╭─ Reading text
Baumgartner & Leydesdorff have distinguished between “transitory knowledge claims” in
research papers at the research front and “sticky knowledge claims” that may accumulate
citations during ten or even more years [7].
6
As bibliometrics has developed into a standard procedure in research evaluation, with both
advantages and disadvantages, a further question is now whether bibliometric measurement
and assessment is likely to change scientific practise, as fixing on particular indicators for
measuring research performance generally leads to an adaptation of researchers’ behaviour.
This may well be intentional: one reason for research evaluation is to increase research
performance, namely productivity. However, there are also unintended effects. For example,
in order to achieve a desired increase in publication volume, some researchers choose a
publication strategy known as salami slicing: The results of a research project are published in
many small parts, although they could also be published in a few large papers or a single one.
This behaviour is not generally considered to help the progress of research, but it may
improve bibliometric scores.
It is also desirable for researchers to publish in respected journals. Yet since these journals
generally only publish newsworthy results or results with a high impact, a stronger focus on
respected journals in research evaluation raises the risk of scientific malpractice when results
are manipulated or falsified to satisfy this requirement. This behaviour should not be
unreasonably increased by research evaluation processes, in which, for example, scientists in
China are sometimes financially rewarded according to the Impact Factors of the journals in
which they publish their papers [8].
In national scientific systems, in which research evaluation or bibliometrics play a major role,
indicators are often used without sufficient knowledge of the subject. Since the demand for
such figures is high and the numbers are often required speedily or inexpensively, they are
sometimes produced by analysts with little understanding of bibliometrics. For example, such
amateur bibliometricians may be inclined to use the h index because it is a popular and
7
modern indicator that is readily available and easy to calculate. Yet these assessments often
do not take into account that the h-index is unsuitable for comparing researchers from
different subject areas and with different academic ages. Amateur bibliometricians also often
wrongly use the Journal Impact Factor to measure the impact of single pieces of work, as the
IF only provides information about the performance of a journal.
There is a community of professional experts in bibliometrics who develop advanced
indicators for productivity and citation impact measurements. Only experts from this
community should undertake a bibliometric study that involves comparisons across fields of
science. These centres of professional expertise have generated analytical versions of the
databases and can be found, for example, at the Centre for Science and Technology Studies
(CWTS, Leiden) or the Centre for Research & Development Monitoring (ECOOM, Leuven).
Third, a range of suppliers of bibliometric data, such as Elsevier or Thomson Reuters, have
developed research evaluation systems that allow decision makers to produce results about
any given research unit at the press of a button. This “desktop bibliometrics” also increases
the risk that such analyses are applied without sufficient knowledge of the subject.
╰─
╭─ Information supplied
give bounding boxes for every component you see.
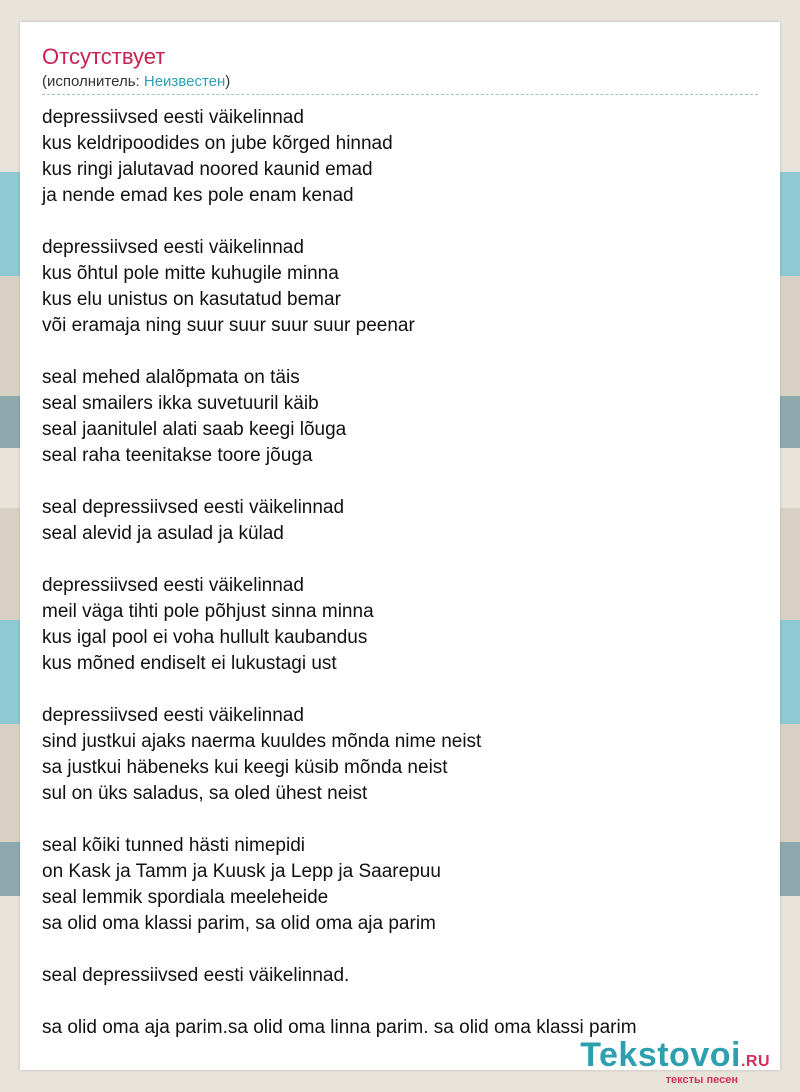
╰─
▶ [Given exercise]
Reproduce the passage of the bibliometrics text between "There is a community" and "Monitoring (ECOOM, Leuven).", inclusive. Answer from the bibliometrics text only, not from the material.

▶ [The response]
There is a community of professional experts in bibliometrics who develop advanced
indicators for productivity and citation impact measurements. Only experts from this
community should undertake a bibliometric study that involves comparisons across fields of
science. These centres of professional expertise have generated analytical versions of the
databases and can be found, for example, at the Centre for Science and Technology Studies
(CWTS, Leiden) or the Centre for Research & Development Monitoring (ECOOM, Leuven).